[Dataset entries]
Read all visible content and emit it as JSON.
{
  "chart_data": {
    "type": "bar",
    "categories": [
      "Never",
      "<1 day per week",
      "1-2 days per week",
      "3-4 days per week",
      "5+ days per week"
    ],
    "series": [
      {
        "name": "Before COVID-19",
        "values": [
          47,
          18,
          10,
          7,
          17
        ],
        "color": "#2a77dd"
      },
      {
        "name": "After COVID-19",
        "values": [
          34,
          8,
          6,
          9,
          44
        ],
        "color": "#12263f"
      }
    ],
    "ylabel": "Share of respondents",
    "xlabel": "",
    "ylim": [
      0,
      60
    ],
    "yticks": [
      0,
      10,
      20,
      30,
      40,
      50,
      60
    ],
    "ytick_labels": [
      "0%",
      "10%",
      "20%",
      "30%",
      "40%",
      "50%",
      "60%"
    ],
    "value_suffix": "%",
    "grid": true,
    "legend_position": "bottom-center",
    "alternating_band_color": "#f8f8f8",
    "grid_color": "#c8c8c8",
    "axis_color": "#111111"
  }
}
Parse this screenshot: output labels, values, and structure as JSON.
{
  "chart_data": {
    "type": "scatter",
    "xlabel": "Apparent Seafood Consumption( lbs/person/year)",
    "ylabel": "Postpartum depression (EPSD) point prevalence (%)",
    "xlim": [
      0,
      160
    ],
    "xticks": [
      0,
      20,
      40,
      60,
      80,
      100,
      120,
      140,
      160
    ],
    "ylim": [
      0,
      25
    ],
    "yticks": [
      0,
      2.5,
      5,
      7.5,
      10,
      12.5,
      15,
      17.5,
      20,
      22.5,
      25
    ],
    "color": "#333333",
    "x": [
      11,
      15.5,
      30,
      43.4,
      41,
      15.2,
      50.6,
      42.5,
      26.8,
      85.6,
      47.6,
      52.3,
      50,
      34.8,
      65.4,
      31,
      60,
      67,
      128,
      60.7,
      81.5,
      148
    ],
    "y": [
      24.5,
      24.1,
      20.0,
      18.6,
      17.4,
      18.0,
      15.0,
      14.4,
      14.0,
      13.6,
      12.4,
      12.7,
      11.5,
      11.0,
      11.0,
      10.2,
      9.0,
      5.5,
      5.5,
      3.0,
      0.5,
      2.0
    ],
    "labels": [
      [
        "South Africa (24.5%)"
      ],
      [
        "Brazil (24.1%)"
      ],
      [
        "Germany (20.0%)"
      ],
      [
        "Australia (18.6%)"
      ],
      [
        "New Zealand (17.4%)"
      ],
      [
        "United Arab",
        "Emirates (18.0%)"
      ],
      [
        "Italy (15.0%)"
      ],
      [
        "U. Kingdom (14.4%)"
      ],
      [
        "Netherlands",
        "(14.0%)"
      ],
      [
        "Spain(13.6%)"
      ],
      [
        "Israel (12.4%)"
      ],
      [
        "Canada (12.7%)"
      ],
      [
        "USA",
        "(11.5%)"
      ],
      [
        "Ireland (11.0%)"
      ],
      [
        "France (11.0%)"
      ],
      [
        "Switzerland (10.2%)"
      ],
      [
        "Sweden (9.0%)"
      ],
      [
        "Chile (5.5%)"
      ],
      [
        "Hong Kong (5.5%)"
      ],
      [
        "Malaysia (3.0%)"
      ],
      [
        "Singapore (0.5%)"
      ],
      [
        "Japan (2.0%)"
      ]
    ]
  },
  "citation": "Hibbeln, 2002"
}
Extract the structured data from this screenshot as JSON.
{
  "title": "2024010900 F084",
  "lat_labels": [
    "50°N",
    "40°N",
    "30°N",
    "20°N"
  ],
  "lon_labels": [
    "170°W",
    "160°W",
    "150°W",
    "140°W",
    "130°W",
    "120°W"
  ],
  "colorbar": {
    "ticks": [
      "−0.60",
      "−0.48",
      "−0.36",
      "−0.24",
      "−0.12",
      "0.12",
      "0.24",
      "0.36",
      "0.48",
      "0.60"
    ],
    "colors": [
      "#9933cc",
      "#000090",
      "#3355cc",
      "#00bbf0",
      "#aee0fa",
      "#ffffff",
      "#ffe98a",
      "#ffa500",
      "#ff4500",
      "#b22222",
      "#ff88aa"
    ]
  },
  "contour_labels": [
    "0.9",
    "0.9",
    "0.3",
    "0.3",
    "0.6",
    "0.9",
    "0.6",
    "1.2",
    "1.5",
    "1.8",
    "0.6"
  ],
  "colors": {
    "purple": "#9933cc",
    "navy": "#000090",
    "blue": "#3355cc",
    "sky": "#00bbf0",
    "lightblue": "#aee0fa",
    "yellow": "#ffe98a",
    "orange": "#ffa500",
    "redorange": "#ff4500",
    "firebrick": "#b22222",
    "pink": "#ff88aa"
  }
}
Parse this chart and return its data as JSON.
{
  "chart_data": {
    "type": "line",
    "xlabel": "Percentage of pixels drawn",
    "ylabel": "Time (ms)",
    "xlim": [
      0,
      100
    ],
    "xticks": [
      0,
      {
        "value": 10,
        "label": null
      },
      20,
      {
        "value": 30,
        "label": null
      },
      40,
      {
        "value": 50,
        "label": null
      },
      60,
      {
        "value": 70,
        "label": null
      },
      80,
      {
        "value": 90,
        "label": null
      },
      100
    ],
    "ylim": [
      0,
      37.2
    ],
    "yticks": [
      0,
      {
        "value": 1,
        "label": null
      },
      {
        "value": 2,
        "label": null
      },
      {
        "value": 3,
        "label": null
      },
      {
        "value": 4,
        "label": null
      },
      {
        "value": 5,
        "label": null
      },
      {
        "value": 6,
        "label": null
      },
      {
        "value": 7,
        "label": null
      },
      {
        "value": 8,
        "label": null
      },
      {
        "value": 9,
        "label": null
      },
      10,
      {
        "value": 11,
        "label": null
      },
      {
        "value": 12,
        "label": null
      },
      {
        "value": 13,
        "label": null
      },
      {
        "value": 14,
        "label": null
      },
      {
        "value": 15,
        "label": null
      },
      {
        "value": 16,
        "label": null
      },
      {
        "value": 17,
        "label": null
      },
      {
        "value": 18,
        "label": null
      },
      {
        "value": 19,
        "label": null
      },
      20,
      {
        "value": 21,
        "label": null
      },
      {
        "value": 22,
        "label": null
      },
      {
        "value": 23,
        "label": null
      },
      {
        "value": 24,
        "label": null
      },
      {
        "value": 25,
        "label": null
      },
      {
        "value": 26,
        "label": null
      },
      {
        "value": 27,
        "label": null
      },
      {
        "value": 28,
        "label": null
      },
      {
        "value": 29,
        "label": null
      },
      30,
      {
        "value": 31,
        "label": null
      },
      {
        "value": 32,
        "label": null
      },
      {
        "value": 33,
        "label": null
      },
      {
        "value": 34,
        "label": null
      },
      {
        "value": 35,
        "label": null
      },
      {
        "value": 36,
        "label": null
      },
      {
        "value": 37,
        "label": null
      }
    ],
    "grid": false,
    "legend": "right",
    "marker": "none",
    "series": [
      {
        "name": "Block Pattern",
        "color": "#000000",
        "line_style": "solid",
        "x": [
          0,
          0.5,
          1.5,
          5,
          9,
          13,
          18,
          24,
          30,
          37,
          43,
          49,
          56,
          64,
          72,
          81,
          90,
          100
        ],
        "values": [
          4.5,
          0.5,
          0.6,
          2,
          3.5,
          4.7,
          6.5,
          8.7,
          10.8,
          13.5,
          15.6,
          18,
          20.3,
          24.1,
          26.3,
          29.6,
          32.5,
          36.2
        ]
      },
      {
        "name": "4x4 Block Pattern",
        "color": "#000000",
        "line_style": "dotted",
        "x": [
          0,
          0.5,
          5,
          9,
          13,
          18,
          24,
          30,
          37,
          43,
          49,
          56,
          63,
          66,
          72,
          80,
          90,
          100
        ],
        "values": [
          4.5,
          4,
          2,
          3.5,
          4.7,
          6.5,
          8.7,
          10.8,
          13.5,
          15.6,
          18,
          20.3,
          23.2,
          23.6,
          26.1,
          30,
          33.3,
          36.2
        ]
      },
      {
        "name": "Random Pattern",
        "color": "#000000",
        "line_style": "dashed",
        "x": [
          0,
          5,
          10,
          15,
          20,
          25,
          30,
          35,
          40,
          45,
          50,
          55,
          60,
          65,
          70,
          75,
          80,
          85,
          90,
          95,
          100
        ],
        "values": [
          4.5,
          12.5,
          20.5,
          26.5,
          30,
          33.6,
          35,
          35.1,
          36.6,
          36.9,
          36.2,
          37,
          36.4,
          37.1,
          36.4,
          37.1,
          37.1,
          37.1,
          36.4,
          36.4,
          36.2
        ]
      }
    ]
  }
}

#### Task prompt
Count each line of the entries that holds the word "ylabel", then state the total and nothing more.

#### Answer
3